Your goal:
The word "single" appears in some lines of the records below; state how many lines, and nothing else.
■ ■ ■ ■ ■
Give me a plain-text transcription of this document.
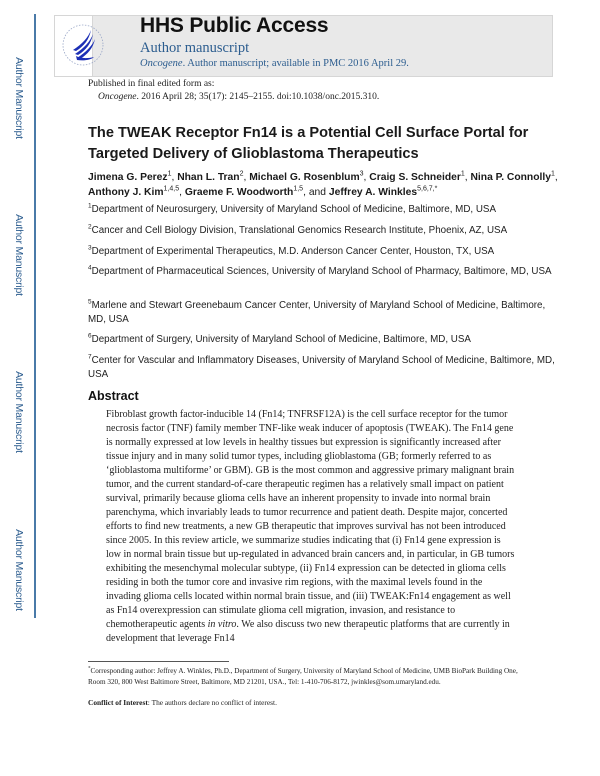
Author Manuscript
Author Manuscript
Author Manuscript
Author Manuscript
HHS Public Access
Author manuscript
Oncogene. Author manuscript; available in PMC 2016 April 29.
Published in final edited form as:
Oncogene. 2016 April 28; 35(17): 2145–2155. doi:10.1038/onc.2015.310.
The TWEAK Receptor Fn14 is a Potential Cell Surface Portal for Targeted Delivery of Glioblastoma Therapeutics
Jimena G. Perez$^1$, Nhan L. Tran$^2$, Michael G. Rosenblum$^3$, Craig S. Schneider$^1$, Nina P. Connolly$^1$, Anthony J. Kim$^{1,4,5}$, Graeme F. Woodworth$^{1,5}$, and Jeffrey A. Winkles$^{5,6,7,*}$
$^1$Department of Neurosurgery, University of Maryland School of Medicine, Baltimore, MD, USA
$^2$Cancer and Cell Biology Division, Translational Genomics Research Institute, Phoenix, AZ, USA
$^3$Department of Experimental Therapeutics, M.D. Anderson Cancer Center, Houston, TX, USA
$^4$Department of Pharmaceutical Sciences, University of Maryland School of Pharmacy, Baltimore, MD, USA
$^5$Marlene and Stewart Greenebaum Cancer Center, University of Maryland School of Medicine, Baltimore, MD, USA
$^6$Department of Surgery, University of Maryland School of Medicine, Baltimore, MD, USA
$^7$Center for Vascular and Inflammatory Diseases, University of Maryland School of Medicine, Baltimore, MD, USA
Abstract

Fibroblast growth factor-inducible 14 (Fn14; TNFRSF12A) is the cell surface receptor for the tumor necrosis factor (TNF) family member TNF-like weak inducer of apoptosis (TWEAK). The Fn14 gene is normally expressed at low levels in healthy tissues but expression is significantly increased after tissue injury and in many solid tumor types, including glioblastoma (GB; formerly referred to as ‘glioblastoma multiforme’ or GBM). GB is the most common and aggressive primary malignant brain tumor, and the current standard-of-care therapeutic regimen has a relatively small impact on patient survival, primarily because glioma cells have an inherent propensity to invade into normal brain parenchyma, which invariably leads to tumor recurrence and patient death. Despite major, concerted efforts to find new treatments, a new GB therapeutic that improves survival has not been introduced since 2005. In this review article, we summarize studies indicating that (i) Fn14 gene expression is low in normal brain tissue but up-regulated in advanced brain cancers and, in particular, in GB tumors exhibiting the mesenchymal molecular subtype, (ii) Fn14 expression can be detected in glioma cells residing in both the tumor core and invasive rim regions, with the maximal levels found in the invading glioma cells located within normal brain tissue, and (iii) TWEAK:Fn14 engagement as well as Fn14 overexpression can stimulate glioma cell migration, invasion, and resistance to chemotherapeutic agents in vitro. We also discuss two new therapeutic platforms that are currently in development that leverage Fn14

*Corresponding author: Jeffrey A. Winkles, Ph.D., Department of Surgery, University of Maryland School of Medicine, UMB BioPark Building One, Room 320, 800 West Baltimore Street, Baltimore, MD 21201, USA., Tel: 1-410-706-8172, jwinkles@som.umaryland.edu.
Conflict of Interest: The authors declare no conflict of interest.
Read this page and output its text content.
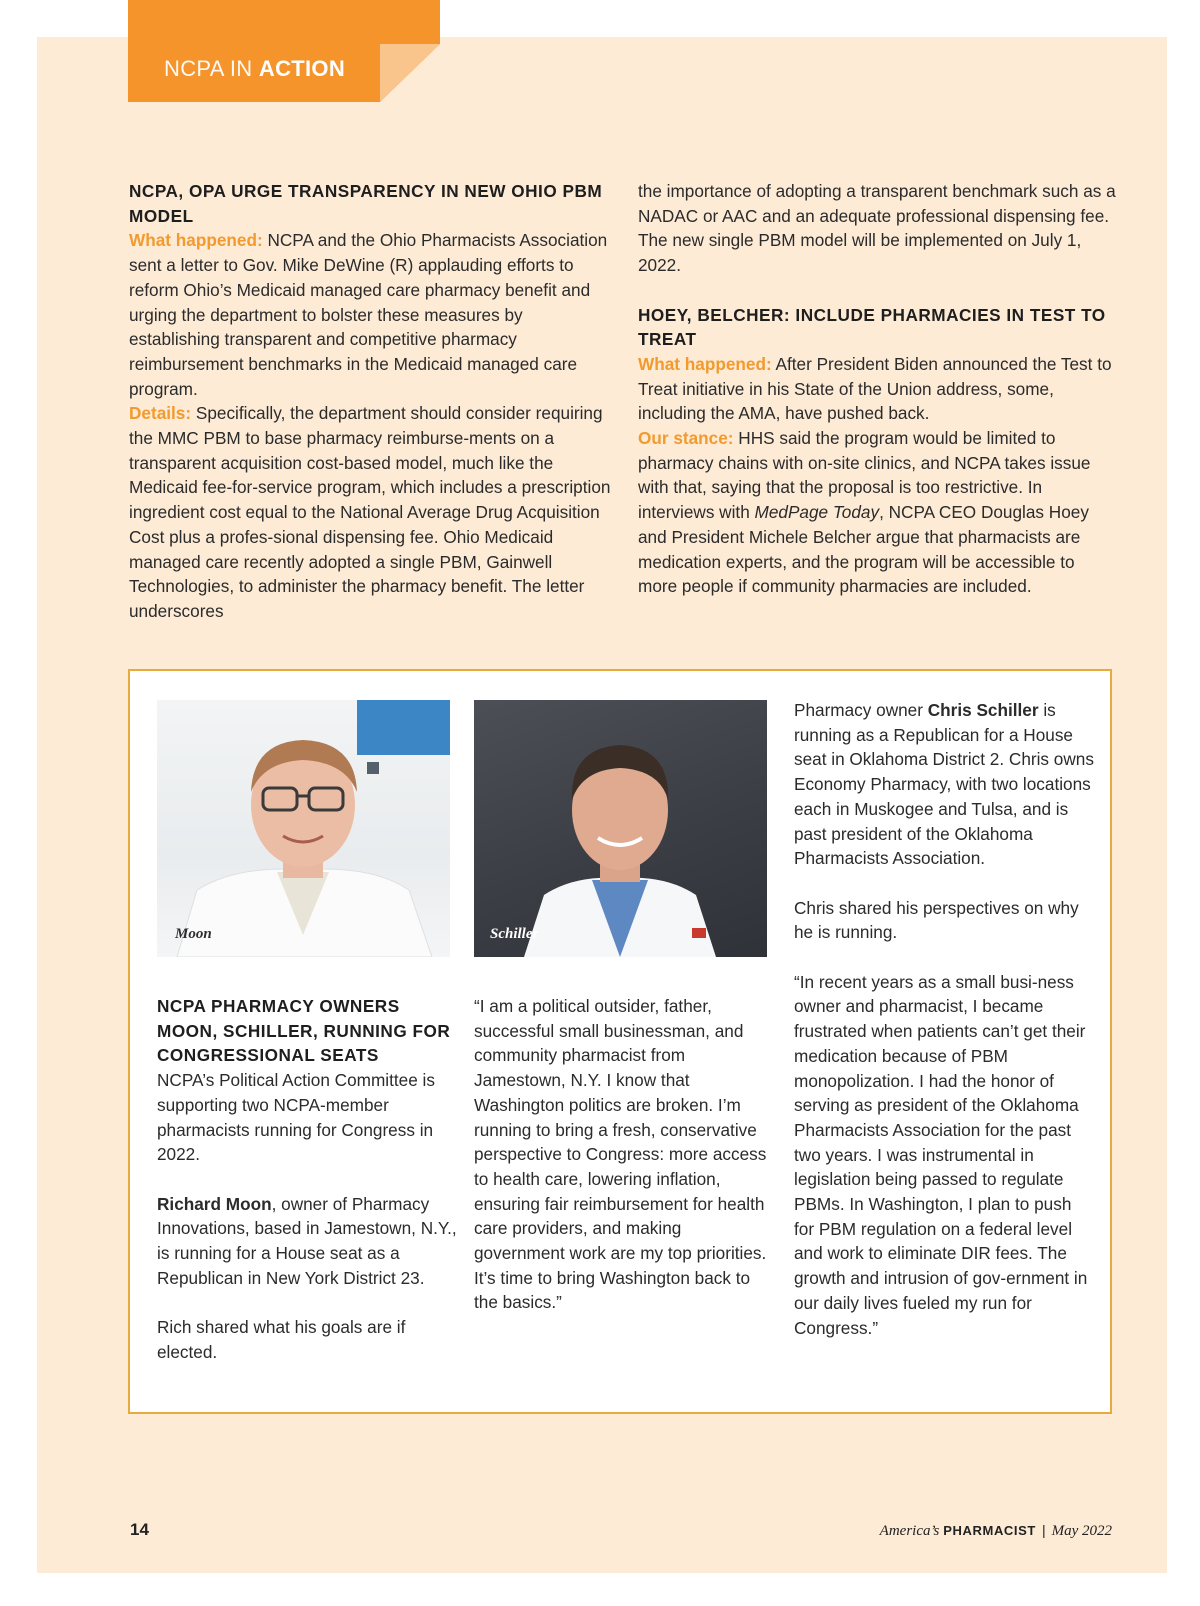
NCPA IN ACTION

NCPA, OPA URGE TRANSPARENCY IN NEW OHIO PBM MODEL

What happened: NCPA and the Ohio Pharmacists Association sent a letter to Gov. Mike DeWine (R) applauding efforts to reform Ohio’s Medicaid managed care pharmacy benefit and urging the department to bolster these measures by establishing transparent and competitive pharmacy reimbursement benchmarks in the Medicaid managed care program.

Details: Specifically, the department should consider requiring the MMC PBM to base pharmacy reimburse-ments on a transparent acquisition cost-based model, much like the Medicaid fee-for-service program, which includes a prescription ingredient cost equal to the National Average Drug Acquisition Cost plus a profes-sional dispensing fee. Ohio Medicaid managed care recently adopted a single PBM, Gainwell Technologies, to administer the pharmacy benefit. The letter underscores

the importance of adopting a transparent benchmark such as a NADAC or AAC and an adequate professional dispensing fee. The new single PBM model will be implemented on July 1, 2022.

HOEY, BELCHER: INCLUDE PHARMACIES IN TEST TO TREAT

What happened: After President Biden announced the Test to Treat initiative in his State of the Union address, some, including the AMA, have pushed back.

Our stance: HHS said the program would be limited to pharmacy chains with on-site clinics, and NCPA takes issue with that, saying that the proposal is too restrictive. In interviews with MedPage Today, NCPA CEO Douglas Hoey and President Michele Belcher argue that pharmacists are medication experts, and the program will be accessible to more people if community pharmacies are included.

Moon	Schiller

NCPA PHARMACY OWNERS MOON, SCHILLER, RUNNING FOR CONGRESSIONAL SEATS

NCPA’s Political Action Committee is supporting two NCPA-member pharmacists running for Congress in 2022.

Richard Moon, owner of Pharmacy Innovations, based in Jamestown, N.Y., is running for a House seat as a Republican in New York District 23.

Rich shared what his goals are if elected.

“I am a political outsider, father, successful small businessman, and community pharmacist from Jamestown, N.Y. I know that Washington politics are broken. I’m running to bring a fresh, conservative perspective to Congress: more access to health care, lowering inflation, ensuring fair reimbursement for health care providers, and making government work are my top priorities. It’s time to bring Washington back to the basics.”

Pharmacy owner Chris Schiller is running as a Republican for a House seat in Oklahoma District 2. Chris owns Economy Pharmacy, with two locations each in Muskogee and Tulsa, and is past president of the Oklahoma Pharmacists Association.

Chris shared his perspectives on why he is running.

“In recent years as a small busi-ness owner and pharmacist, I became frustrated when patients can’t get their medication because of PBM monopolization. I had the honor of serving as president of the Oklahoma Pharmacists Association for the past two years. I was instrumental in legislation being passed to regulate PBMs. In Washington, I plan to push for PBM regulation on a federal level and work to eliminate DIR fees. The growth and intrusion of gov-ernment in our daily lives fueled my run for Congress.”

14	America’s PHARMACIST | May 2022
■ ■ ■ ■ ■
Solution to the problem:
2